(Source records)
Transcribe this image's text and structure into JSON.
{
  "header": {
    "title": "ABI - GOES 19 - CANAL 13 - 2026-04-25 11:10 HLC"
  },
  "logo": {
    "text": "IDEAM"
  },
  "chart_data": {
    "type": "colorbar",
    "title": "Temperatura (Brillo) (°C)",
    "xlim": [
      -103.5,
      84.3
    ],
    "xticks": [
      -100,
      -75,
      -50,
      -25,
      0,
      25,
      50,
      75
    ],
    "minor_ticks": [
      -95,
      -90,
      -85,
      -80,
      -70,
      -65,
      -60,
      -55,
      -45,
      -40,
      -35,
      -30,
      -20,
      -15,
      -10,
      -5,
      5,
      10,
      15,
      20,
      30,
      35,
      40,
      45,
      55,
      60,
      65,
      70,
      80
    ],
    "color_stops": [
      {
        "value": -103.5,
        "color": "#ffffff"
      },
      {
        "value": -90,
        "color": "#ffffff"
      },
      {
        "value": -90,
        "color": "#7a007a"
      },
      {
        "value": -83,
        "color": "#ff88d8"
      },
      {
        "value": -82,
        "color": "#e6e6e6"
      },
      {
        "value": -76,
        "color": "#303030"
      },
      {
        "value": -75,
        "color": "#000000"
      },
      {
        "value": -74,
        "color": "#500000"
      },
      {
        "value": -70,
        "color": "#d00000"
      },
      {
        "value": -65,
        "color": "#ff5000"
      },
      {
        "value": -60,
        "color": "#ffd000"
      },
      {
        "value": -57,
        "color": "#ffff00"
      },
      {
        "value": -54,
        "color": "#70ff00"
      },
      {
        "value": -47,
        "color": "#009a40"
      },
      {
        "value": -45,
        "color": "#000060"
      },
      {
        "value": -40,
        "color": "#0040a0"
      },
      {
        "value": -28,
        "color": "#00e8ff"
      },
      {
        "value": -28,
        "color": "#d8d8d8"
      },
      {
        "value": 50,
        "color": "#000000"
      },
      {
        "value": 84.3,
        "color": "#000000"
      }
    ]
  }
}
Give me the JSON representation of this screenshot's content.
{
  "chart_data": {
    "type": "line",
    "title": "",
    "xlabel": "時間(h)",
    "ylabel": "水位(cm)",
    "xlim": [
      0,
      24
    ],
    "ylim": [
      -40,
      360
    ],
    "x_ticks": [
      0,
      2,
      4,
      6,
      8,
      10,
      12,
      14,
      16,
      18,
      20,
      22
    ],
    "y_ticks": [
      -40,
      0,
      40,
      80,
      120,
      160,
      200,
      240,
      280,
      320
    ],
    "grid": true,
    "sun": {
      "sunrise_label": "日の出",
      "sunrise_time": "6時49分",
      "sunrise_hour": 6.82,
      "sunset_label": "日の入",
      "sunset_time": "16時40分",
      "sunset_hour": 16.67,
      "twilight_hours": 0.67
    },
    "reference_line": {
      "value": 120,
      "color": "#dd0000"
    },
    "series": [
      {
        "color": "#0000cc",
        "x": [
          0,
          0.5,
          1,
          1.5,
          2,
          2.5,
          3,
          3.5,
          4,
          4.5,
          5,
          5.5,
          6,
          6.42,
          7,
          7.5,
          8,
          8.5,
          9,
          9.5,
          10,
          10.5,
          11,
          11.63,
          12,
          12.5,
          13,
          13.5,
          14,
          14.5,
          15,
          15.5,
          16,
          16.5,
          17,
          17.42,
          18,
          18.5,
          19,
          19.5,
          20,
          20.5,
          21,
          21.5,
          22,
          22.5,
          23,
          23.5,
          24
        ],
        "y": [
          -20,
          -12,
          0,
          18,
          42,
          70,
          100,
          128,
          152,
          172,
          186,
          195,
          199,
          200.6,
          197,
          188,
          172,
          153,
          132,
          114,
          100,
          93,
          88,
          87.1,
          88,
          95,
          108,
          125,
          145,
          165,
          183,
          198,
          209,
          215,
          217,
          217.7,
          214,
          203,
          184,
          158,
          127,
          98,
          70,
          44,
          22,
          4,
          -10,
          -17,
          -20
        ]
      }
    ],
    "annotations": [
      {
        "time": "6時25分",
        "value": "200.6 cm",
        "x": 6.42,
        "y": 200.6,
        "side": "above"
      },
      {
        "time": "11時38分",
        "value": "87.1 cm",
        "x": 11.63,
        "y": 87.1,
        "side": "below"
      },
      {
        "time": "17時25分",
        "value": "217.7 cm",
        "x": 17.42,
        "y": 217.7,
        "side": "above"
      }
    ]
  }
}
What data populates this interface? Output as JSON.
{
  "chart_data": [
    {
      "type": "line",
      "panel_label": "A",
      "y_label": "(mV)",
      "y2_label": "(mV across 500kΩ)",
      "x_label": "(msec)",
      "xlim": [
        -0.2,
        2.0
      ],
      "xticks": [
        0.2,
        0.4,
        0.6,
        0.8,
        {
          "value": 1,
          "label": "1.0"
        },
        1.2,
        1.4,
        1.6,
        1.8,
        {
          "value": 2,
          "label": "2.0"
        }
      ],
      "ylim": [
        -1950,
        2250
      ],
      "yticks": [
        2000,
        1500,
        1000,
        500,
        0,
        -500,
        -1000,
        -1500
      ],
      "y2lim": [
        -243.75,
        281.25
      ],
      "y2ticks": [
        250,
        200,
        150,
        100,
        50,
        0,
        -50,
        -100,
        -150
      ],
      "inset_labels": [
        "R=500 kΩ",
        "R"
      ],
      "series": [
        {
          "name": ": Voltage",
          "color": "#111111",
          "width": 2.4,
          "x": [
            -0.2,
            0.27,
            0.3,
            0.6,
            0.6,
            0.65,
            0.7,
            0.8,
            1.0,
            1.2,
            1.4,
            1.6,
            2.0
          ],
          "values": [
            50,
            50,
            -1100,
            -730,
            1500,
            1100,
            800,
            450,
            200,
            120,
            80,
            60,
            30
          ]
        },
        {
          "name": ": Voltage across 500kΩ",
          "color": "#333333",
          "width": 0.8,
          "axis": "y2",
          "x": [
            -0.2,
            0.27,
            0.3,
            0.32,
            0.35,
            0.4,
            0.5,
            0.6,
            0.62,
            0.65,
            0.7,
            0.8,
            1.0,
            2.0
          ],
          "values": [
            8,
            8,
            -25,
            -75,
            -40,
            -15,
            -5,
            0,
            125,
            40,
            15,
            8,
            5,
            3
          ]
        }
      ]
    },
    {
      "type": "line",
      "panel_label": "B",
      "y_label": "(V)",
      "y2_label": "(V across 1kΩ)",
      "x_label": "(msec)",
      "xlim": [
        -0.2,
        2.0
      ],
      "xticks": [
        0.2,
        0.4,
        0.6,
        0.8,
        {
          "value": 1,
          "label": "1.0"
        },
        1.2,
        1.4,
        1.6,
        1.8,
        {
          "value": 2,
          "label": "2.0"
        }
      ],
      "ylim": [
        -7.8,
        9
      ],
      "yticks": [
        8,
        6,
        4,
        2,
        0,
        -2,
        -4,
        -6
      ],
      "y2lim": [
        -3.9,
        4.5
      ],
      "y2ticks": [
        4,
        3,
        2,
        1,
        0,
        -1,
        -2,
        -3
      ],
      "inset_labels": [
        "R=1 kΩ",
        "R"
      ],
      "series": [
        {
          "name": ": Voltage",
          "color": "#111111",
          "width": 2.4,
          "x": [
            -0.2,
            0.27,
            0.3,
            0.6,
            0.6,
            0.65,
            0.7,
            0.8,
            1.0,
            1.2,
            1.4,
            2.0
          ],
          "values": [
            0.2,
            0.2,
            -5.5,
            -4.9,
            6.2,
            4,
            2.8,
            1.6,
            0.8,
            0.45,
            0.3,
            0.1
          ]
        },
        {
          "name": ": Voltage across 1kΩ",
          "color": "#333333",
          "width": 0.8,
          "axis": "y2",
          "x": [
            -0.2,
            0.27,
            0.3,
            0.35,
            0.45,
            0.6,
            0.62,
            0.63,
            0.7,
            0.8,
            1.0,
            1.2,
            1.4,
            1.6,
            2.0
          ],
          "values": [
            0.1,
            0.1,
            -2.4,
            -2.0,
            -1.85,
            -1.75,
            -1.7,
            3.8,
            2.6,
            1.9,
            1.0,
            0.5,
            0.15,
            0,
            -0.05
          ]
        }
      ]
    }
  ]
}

Requirements :: Select every line above that contains the word "title", and copy it.

The result ::
    "title": "ABI - GOES 19 - CANAL 13 - 2026-04-25 11:10 HLC"
    "title": "Temperatura (Brillo) (°C)",
    "title": "",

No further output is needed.